### Given entries

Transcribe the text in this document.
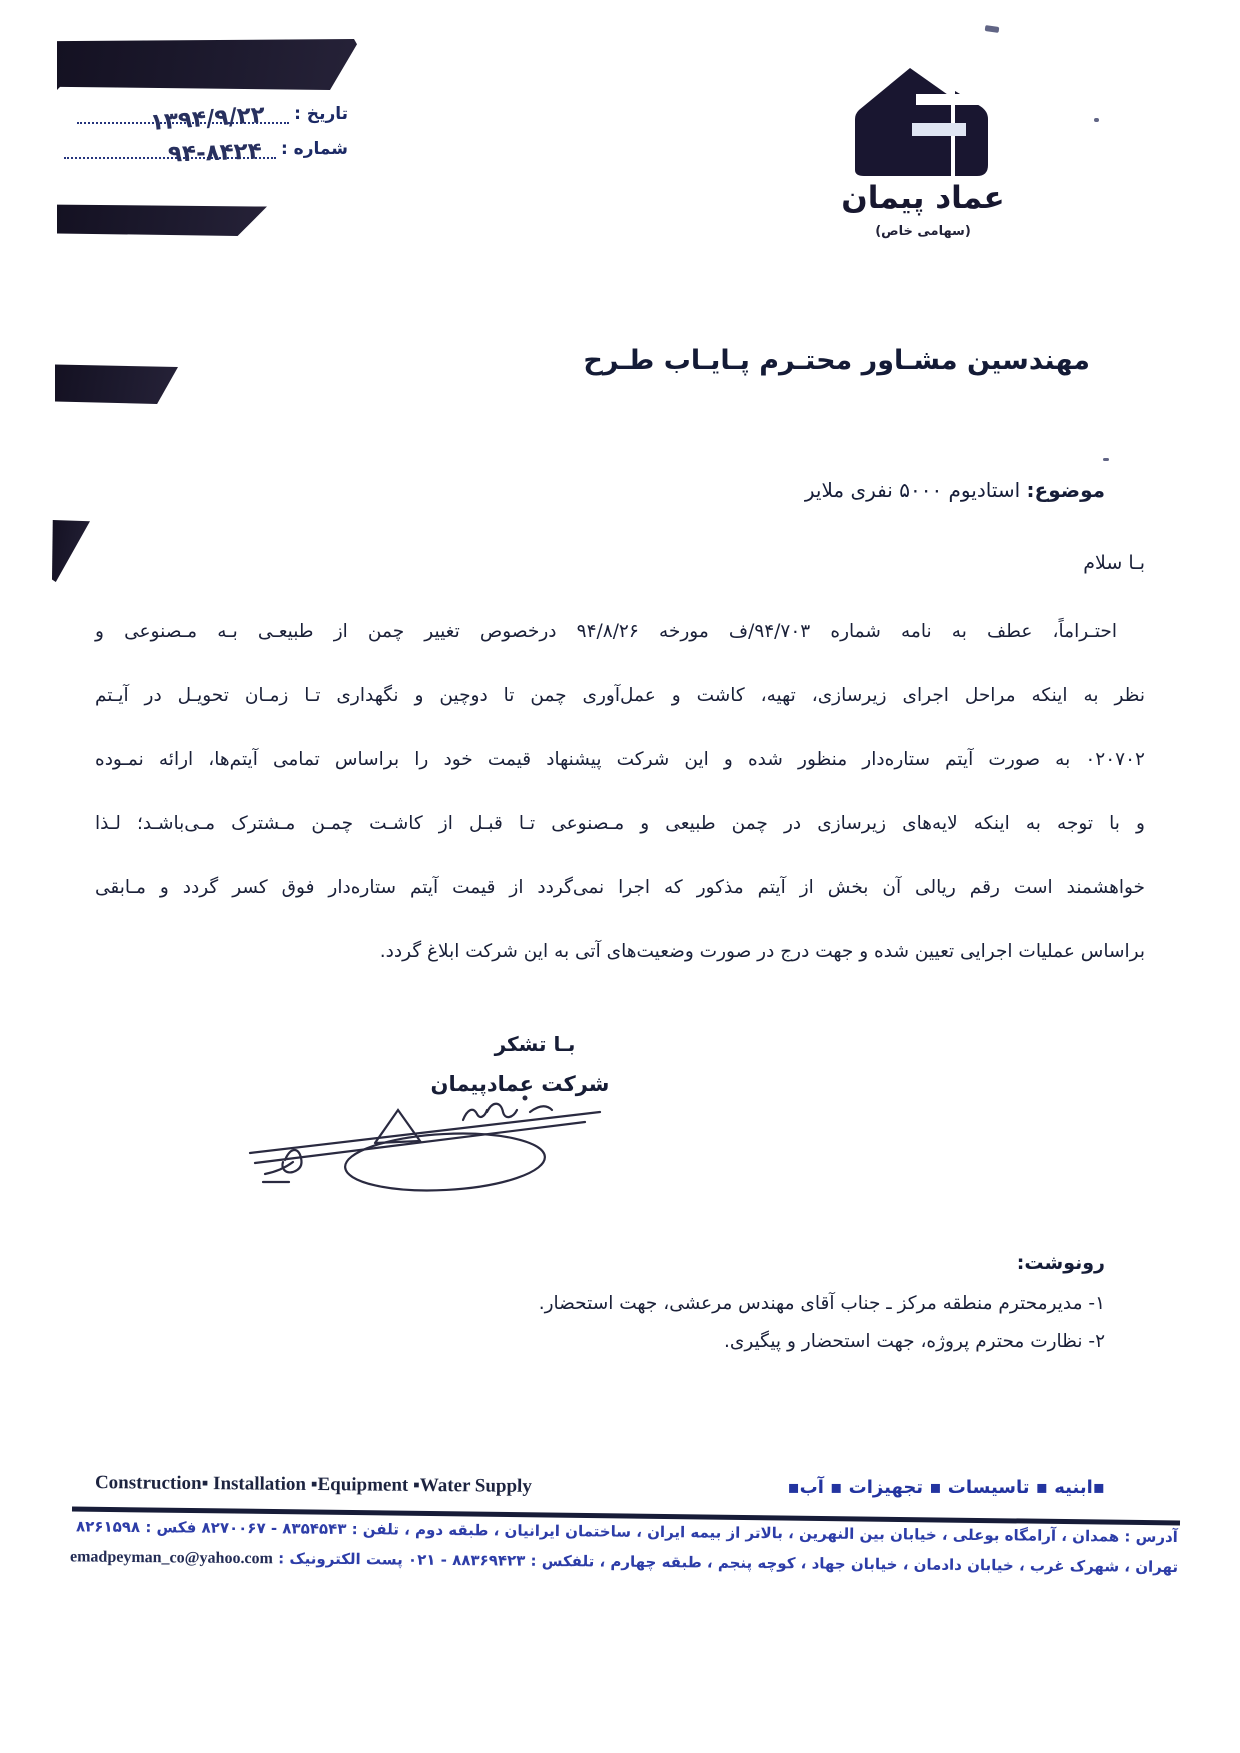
تاریخ :
شماره :
۱۳۹۴/۹/۲۲
۹۴-۸۴۲۴
عماد پیمان
(سهامی خاص)
مهندسین مشـاور محتـرم پـایـاب طـرح
موضوع: استادیوم ۵۰۰۰ نفری ملایر
بـا سلام
احتـراماً، عطف به نامه شماره ۹۴/۷۰۳/ف مورخه ۹۴/۸/۲۶ درخصوص تغییر چمن از طبیعـی بـه مـصنوعی و
نظر به اینکه مراحل اجرای زیرسازی، تهیه، کاشت و عمل‌آوری چمن تا دوچین و نگهداری تـا زمـان تحویـل در آیـتم
۰۲۰۷۰۲ به صورت آیتم ستاره‌دار منظور شده و این شرکت پیشنهاد قیمت خود را براساس تمامی آیتم‌ها، ارائه نمـوده
و با توجه به اینکه لایه‌های زیرسازی در چمن طبیعی و مـصنوعی تـا قبـل از کاشـت چمـن مـشترک مـی‌باشـد؛ لـذا
خواهشمند است رقم ریالی آن بخش از آیتم مذکور که اجرا نمی‌گردد از قیمت آیتم ستاره‌دار فوق کسر گردد و مـابقی
براساس عملیات اجرایی تعیین شده و جهت درج در صورت وضعیت‌های آتی به این شرکت ابلاغ گردد.
بـا تشکر
شرکت عمادپیمان
رونوشت:
۱- مدیرمحترم منطقه مرکز ـ جناب آقای مهندس مرعشی، جهت استحضار.
۲- نظارت محترم پروژه، جهت استحضار و پیگیری.
Construction▪ Installation ▪Equipment ▪Water Supply	▪ابنیه ▪ تاسیسات ▪ تجهیزات ▪ آب▪
آدرس : همدان ، آرامگاه بوعلی ، خیابان بین النهرین ، بالاتر از بیمه ایران ، ساختمان ایرانیان ، طبقه دوم ، تلفن : ۸۳۵۴۵۴۳ - ۸۲۷۰۰۶۷ فکس : ۸۲۶۱۵۹۸
تهران ، شهرک غرب ، خیابان دادمان ، خیابان جهاد ، کوچه پنجم ، طبقه چهارم ، تلفکس : ۸۸۳۶۹۴۲۳ - ۰۲۱ پست الکترونیک : emadpeyman_co@yahoo.com
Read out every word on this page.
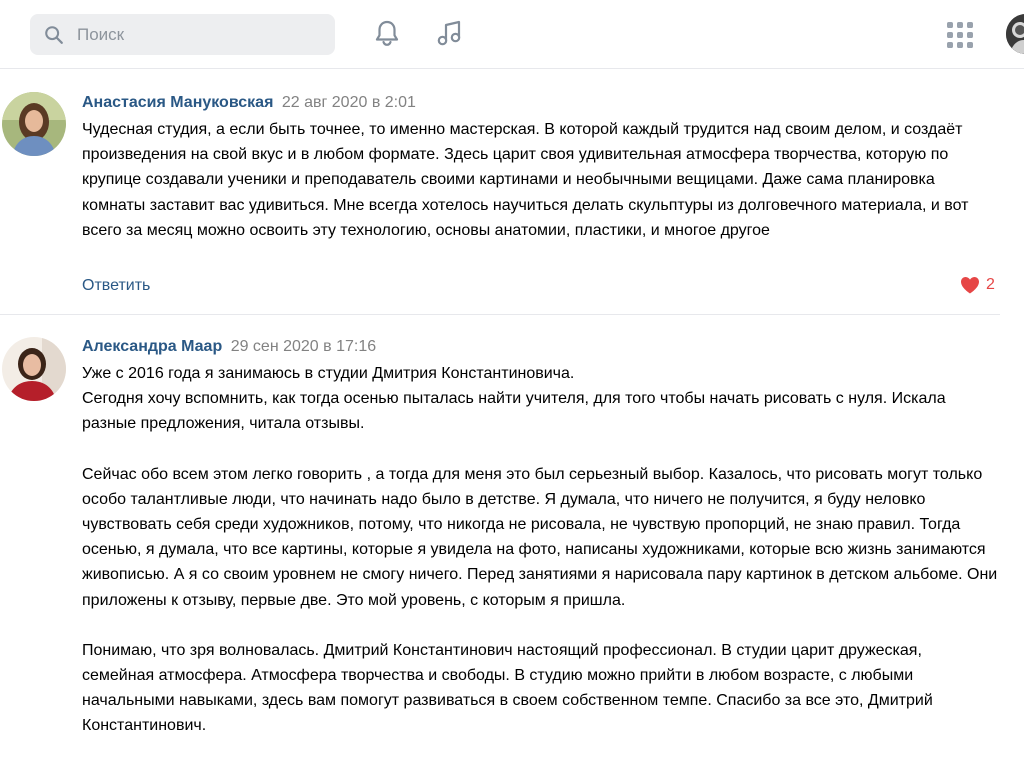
Поиск
Анастасия Мануковская 22 авг 2020 в 2:01

Чудесная студия, а если быть точнее, то именно мастерская. В которой каждый трудится над своим делом, и создаёт произведения на свой вкус и в любом формате. Здесь царит своя удивительная атмосфера творчества, которую по крупице создавали ученики и преподаватель своими картинами и необычными вещицами. Даже сама планировка комнаты заставит вас удивиться. Мне всегда хотелось научиться делать скульптуры из долговечного материала, и вот всего за месяц можно освоить эту технологию, основы анатомии, пластики, и многое другое

Ответить	2
Александра Маар 29 сен 2020 в 17:16

Уже с 2016 года я занимаюсь в студии Дмитрия Константиновича.
Сегодня хочу вспомнить, как тогда осенью пыталась найти учителя, для того чтобы начать рисовать с нуля. Искала разные предложения, читала отзывы.

Сейчас обо всем этом легко говорить , а тогда для меня это был серьезный выбор. Казалось, что рисовать могут только особо талантливые люди, что начинать надо было в детстве. Я думала, что ничего не получится, я буду неловко чувствовать себя среди художников, потому, что никогда не рисовала, не чувствую пропорций, не знаю правил. Тогда осенью, я думала, что все картины, которые я увидела на фото, написаны художниками, которые всю жизнь занимаются живописью. А я со своим уровнем не смогу ничего. Перед занятиями я нарисовала пару картинок в детском альбоме. Они приложены к отзыву, первые две. Это мой уровень, с которым я пришла.

Понимаю, что зря волновалась. Дмитрий Константинович настоящий профессионал. В студии царит дружеская, семейная атмосфера. Атмосфера творчества и свободы. В студию можно прийти в любом возрасте, с любыми начальными навыками, здесь вам помогут развиваться в своем собственном темпе. Спасибо за все это, Дмитрий Константинович.
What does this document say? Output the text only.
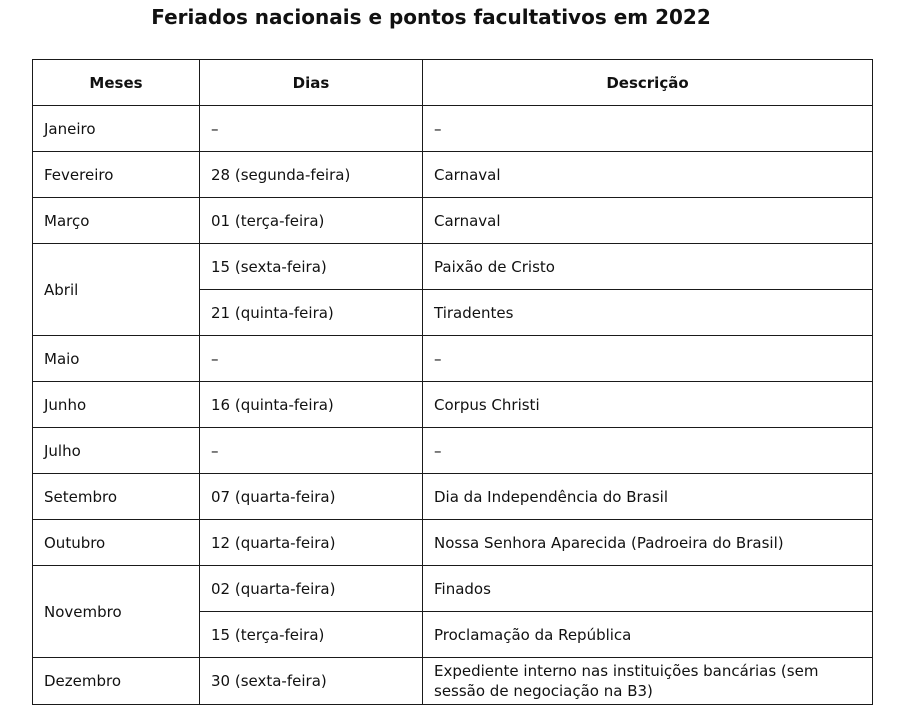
Feriados nacionais e pontos facultativos em 2022
Meses	Dias	Descrição
Janeiro	–	–
Fevereiro	28 (segunda-feira)	Carnaval
Março	01 (terça-feira)	Carnaval
Abril	15 (sexta-feira)	Paixão de Cristo
	21 (quinta-feira)	Tiradentes
Maio	–	–
Junho	16 (quinta-feira)	Corpus Christi
Julho	–	–
Setembro	07 (quarta-feira)	Dia da Independência do Brasil
Outubro	12 (quarta-feira)	Nossa Senhora Aparecida (Padroeira do Brasil)
Novembro	02 (quarta-feira)	Finados
	15 (terça-feira)	Proclamação da República
Dezembro	30 (sexta-feira)	Expediente interno nas instituições bancárias (sem sessão de negociação na B3)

######

Problem description
Which lines hold the word "خیابان"? Copy every one of them.

Answer
آدرس : همدان ، آرامگاه بوعلی ، خیابان بین النهرین ، بالاتر از بیمه ایران ، ساختمان ایرانیان ، طبقه دوم ، تلفن : ۸۳۵۴۵۴۳ - ۸۲۷۰۰۶۷ فکس : ۸۲۶۱۵۹۸
تهران ، شهرک غرب ، خیابان دادمان ، خیابان جهاد ، کوچه پنجم ، طبقه چهارم ، تلفکس : ۸۸۳۶۹۴۲۳ - ۰۲۱ پست الکترونیک : emadpeyman_co@yahoo.com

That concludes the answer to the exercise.